***** Data for the task *****

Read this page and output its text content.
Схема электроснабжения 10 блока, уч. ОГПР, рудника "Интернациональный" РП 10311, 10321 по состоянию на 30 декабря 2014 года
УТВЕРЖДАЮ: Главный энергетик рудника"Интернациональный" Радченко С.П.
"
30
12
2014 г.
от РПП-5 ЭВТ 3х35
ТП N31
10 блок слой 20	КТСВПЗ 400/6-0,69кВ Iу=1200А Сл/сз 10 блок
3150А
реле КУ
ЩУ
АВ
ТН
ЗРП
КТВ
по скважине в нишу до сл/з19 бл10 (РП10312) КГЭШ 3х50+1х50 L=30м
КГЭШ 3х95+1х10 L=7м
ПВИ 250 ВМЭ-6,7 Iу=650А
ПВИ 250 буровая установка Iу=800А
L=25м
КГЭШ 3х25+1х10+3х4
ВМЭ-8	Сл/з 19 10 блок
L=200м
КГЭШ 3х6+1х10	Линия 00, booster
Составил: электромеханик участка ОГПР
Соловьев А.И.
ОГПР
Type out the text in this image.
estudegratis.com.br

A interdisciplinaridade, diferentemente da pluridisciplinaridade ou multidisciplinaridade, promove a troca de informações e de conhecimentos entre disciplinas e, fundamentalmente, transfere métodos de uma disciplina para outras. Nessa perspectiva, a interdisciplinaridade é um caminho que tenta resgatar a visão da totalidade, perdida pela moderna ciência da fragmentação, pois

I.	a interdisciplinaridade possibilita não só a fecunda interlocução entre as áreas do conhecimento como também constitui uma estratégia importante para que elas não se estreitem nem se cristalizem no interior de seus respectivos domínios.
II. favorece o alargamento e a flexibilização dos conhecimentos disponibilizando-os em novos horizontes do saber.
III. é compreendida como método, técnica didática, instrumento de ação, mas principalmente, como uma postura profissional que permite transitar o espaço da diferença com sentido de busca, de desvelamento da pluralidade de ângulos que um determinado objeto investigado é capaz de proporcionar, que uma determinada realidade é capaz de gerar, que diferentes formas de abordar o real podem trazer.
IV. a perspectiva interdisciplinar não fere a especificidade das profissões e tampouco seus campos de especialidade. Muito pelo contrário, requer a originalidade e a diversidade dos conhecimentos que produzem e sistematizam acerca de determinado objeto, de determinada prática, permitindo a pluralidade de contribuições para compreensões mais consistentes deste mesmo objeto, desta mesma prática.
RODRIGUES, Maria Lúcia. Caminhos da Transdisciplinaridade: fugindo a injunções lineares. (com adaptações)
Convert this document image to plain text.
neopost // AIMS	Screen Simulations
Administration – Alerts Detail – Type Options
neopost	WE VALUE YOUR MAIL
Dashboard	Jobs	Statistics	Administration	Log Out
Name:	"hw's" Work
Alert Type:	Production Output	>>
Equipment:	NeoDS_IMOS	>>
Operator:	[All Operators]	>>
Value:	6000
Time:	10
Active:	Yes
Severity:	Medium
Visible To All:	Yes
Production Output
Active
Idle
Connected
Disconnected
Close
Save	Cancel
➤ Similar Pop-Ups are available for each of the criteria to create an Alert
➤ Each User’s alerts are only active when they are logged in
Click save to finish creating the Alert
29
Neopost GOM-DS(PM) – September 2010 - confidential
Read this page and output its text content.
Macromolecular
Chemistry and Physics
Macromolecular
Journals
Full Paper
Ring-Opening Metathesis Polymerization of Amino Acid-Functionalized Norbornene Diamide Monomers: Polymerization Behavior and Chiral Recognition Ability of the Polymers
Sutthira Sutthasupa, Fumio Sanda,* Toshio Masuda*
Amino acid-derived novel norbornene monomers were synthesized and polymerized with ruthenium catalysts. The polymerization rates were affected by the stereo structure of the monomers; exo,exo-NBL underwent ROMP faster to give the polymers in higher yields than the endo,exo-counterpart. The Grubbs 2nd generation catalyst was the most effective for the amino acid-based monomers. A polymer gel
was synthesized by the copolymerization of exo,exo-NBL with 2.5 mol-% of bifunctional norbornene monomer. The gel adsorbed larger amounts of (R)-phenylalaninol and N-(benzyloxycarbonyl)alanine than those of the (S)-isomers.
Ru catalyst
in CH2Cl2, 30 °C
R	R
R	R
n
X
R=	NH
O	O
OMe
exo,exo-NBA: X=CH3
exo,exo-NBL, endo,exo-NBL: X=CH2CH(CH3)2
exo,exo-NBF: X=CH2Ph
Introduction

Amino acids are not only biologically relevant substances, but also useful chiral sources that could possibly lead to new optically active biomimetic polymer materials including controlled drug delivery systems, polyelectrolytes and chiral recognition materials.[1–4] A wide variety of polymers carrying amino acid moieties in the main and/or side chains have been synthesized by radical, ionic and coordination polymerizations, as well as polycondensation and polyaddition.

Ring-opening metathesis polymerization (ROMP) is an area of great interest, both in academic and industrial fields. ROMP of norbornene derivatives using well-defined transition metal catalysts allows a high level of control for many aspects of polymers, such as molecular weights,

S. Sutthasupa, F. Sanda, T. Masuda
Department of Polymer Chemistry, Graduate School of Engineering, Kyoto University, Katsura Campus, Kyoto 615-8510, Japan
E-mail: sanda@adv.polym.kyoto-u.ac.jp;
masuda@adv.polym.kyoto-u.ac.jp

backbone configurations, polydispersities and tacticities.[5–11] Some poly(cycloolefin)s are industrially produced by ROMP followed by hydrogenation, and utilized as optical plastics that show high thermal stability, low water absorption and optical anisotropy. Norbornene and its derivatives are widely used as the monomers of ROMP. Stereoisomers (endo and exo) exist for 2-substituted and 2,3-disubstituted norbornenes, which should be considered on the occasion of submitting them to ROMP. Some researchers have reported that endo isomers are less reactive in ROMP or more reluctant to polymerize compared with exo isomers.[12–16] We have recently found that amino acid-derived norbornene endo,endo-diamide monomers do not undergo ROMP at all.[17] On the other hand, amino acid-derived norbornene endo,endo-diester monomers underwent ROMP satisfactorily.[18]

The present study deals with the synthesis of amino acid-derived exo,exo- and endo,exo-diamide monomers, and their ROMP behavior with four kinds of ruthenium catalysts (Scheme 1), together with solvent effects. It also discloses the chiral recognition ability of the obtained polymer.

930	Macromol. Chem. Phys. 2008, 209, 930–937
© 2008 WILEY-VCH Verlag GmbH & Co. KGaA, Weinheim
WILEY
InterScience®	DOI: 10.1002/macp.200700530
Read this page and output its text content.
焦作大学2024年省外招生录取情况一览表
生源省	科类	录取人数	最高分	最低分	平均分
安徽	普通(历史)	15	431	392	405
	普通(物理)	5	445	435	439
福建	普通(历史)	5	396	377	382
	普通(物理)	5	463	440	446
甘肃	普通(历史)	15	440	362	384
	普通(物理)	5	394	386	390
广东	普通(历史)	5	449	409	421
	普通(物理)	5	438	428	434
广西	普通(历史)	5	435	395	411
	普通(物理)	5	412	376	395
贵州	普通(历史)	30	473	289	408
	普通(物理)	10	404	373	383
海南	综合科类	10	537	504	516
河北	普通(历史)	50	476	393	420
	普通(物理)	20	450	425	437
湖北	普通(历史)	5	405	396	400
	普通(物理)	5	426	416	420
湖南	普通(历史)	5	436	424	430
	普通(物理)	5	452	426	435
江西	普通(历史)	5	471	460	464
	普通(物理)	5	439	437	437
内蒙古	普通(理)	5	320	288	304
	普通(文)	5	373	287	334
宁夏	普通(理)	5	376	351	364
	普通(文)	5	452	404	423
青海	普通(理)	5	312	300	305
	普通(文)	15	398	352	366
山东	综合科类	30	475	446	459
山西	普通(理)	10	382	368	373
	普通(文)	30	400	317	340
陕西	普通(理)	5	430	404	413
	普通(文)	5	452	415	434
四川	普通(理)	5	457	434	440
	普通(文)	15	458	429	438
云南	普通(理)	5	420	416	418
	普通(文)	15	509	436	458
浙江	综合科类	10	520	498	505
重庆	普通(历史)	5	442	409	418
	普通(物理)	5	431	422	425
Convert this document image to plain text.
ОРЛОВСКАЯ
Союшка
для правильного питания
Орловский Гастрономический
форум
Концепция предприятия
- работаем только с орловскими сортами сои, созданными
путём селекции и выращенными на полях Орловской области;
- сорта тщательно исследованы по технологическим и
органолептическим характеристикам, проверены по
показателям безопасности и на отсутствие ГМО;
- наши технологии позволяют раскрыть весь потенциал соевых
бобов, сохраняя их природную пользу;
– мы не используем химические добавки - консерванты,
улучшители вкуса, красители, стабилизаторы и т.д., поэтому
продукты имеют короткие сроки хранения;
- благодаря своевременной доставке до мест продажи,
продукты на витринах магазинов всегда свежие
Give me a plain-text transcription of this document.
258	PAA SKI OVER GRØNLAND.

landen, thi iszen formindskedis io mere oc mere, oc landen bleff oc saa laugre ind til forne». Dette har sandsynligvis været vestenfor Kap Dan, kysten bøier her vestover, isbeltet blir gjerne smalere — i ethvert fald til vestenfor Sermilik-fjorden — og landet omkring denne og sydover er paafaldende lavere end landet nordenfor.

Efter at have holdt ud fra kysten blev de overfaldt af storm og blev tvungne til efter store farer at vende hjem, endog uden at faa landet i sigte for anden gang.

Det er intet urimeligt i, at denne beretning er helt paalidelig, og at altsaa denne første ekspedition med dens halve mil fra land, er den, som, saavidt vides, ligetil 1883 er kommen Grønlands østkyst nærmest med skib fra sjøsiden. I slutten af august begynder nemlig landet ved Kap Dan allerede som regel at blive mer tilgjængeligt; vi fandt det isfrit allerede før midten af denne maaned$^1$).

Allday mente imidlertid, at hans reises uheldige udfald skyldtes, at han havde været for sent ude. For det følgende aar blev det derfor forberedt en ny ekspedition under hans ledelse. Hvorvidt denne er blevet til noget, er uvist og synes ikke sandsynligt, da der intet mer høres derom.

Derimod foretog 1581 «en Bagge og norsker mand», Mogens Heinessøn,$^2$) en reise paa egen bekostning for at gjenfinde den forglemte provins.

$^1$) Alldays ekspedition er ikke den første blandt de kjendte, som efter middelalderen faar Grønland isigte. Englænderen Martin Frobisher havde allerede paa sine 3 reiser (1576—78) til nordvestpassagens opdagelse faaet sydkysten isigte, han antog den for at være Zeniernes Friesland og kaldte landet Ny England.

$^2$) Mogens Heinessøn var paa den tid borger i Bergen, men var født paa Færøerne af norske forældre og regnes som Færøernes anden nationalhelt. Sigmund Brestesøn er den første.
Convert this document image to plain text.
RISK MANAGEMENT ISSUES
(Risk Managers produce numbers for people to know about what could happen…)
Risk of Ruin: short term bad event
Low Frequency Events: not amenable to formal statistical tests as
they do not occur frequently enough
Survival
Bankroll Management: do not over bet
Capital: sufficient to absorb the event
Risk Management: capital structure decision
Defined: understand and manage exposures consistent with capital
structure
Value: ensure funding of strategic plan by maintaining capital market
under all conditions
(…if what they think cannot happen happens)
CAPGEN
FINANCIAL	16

*****

**Goal:**
Look through the entries above; copy every line holding the string "Chemistry".

**Exercise result:**
Chemistry and Physics
Department of Polymer Chemistry, Graduate School of Engineering, Kyoto University, Katsura Campus, Kyoto 615-8510, Japan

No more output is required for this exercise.